## Set exercise:
Look for the string "bottom" and copy every line that has it.

## Data for this exercise:
★ ★ ★ ★ ★ ★ ★
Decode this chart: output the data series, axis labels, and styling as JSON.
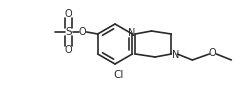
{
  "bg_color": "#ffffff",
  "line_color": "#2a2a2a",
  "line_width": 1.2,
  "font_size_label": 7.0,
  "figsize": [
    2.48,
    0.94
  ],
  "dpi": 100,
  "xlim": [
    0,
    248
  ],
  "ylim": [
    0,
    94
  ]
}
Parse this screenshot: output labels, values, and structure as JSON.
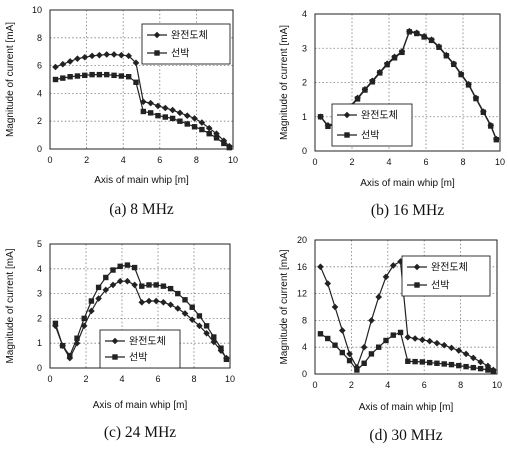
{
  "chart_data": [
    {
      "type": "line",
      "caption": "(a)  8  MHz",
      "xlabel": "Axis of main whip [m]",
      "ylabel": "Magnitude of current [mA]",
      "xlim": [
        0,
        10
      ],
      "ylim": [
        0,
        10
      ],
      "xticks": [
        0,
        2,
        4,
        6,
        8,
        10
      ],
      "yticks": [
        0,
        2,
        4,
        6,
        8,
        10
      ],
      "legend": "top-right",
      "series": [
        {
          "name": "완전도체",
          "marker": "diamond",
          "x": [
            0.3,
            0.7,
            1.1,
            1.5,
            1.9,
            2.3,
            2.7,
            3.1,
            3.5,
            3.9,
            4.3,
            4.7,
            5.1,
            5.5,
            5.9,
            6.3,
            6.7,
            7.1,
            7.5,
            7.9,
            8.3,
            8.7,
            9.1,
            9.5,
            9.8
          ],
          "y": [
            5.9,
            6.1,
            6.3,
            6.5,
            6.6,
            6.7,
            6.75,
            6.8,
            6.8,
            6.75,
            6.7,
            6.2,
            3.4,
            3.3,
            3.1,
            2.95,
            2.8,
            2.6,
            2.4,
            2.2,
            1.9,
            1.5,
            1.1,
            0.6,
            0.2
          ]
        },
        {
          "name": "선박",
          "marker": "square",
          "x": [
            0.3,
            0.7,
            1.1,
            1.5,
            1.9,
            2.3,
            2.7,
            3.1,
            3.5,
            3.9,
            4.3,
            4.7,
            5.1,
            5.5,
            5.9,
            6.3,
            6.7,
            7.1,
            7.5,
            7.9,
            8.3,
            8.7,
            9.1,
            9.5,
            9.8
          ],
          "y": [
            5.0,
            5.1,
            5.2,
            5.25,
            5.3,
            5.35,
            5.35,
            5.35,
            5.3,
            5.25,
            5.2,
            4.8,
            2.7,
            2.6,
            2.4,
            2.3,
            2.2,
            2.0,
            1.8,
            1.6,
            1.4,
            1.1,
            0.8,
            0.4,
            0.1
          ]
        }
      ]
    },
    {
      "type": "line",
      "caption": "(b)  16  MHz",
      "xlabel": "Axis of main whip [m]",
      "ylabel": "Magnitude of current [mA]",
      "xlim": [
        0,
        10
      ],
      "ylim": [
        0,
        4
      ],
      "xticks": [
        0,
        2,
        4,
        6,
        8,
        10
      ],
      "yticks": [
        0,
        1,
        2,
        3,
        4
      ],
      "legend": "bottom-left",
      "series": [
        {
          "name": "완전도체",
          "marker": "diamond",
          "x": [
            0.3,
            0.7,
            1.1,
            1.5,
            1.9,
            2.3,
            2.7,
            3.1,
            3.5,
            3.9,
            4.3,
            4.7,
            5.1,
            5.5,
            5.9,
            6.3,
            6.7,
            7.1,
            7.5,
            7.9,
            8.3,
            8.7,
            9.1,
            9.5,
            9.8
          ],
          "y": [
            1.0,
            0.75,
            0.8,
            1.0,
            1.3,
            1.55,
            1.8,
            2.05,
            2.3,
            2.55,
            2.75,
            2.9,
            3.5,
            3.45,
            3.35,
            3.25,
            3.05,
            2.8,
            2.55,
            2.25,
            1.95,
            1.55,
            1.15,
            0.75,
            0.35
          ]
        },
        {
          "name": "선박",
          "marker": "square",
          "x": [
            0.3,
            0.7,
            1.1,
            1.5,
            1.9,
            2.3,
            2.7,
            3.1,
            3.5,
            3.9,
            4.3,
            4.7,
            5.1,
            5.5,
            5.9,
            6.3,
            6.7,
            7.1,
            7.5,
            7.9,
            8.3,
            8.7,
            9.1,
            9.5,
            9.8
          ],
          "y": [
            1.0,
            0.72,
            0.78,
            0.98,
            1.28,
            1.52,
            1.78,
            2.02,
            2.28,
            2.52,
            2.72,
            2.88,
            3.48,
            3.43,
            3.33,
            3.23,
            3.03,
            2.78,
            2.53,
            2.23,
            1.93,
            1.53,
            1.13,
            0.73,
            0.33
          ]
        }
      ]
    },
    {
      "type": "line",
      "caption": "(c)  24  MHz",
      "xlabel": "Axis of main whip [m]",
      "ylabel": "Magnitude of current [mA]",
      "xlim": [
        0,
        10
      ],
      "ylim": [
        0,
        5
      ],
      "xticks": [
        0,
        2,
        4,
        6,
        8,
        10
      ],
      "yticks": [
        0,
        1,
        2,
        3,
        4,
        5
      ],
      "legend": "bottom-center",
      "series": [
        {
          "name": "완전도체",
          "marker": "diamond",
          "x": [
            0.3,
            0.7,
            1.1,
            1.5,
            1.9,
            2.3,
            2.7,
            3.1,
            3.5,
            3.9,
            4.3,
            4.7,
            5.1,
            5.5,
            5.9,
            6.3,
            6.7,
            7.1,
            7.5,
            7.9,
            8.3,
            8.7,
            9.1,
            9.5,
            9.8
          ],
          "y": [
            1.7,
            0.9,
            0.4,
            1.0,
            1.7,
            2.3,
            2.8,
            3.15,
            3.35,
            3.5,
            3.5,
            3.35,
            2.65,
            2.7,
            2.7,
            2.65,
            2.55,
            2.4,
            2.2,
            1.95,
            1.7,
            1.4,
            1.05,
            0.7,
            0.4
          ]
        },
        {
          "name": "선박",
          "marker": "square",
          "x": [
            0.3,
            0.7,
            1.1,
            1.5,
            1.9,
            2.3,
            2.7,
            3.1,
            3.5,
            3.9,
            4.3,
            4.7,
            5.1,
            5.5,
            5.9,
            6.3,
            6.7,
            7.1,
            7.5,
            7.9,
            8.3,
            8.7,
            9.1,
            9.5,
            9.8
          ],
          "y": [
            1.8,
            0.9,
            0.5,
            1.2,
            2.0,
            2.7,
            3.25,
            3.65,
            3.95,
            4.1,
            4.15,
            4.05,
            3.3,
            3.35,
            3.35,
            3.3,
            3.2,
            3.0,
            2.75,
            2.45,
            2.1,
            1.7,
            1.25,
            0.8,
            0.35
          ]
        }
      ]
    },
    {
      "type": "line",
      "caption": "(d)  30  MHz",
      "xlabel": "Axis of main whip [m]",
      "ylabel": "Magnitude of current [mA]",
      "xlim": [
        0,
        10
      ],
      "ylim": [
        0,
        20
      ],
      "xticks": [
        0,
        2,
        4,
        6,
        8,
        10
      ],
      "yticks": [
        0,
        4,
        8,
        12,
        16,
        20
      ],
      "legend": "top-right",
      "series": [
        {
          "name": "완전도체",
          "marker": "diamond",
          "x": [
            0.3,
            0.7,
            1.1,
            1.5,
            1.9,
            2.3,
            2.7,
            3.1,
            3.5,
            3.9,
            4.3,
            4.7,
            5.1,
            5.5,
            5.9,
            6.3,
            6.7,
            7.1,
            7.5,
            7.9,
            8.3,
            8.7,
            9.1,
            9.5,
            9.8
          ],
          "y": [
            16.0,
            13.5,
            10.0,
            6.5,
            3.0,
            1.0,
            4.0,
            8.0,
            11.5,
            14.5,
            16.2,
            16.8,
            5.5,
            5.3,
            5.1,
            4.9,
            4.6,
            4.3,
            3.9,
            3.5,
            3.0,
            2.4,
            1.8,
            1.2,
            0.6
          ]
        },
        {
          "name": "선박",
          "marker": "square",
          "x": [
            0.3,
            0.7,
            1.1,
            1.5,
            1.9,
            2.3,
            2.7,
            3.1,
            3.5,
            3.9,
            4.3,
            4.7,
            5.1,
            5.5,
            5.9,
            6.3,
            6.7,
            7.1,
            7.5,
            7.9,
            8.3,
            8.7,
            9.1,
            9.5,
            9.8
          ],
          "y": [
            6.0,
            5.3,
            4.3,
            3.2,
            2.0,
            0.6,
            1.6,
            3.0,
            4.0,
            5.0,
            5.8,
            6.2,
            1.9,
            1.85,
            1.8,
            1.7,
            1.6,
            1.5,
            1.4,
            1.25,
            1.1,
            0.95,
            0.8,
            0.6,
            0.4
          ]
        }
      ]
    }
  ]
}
★ ★ ★ ★ ★ ★ ★
## Worked answer:
      "legend": "bottom-left",
      "legend": "bottom-center",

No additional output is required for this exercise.